■ **WHAT YOU WILL DO**
From the entries below, please gather each line containing the string "порядке".

■ **DATA SUPPLIED**

──────────────────────────────

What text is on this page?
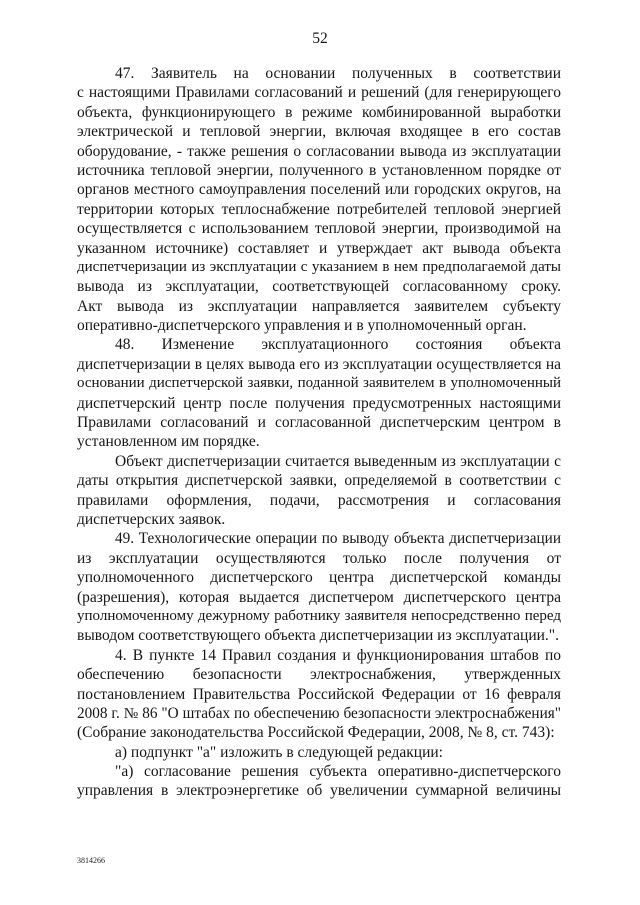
52
47. Заявитель на основании полученных в соответствии
с настоящими Правилами согласований и решений (для генерирующего
объекта, функционирующего в режиме комбинированной выработки
электрической и тепловой энергии, включая входящее в его состав
оборудование, - также решения о согласовании вывода из эксплуатации
источника тепловой энергии, полученного в установленном порядке от
органов местного самоуправления поселений или городских округов, на
территории которых теплоснабжение потребителей тепловой энергией
осуществляется с использованием тепловой энергии, производимой на
указанном источнике) составляет и утверждает акт вывода объекта
диспетчеризации из эксплуатации с указанием в нем предполагаемой даты
вывода из эксплуатации, соответствующей согласованному сроку.
Акт вывода из эксплуатации направляется заявителем субъекту
оперативно-диспетчерского управления и в уполномоченный орган.
48. Изменение эксплуатационного состояния объекта
диспетчеризации в целях вывода его из эксплуатации осуществляется на
основании диспетчерской заявки, поданной заявителем в уполномоченный
диспетчерский центр после получения предусмотренных настоящими
Правилами согласований и согласованной диспетчерским центром в
установленном им порядке.
Объект диспетчеризации считается выведенным из эксплуатации с
даты открытия диспетчерской заявки, определяемой в соответствии с
правилами оформления, подачи, рассмотрения и согласования
диспетчерских заявок.
49. Технологические операции по выводу объекта диспетчеризации
из эксплуатации осуществляются только после получения от
уполномоченного диспетчерского центра диспетчерской команды
(разрешения), которая выдается диспетчером диспетчерского центра
уполномоченному дежурному работнику заявителя непосредственно перед
выводом соответствующего объекта диспетчеризации из эксплуатации.".
4. В пункте 14 Правил создания и функционирования штабов по
обеспечению безопасности электроснабжения, утвержденных
постановлением Правительства Российской Федерации от 16 февраля
2008 г. № 86 "О штабах по обеспечению безопасности электроснабжения"
(Собрание законодательства Российской Федерации, 2008, № 8, ст. 743):
а) подпункт "а" изложить в следующей редакции:
"а) согласование решения субъекта оперативно-диспетчерского
управления в электроэнергетике об увеличении суммарной величины
3814266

──────────────────────────────

■ **SOLUTION TO THE EXERCISE**
источника тепловой энергии, полученного в установленном порядке от
установленном им порядке.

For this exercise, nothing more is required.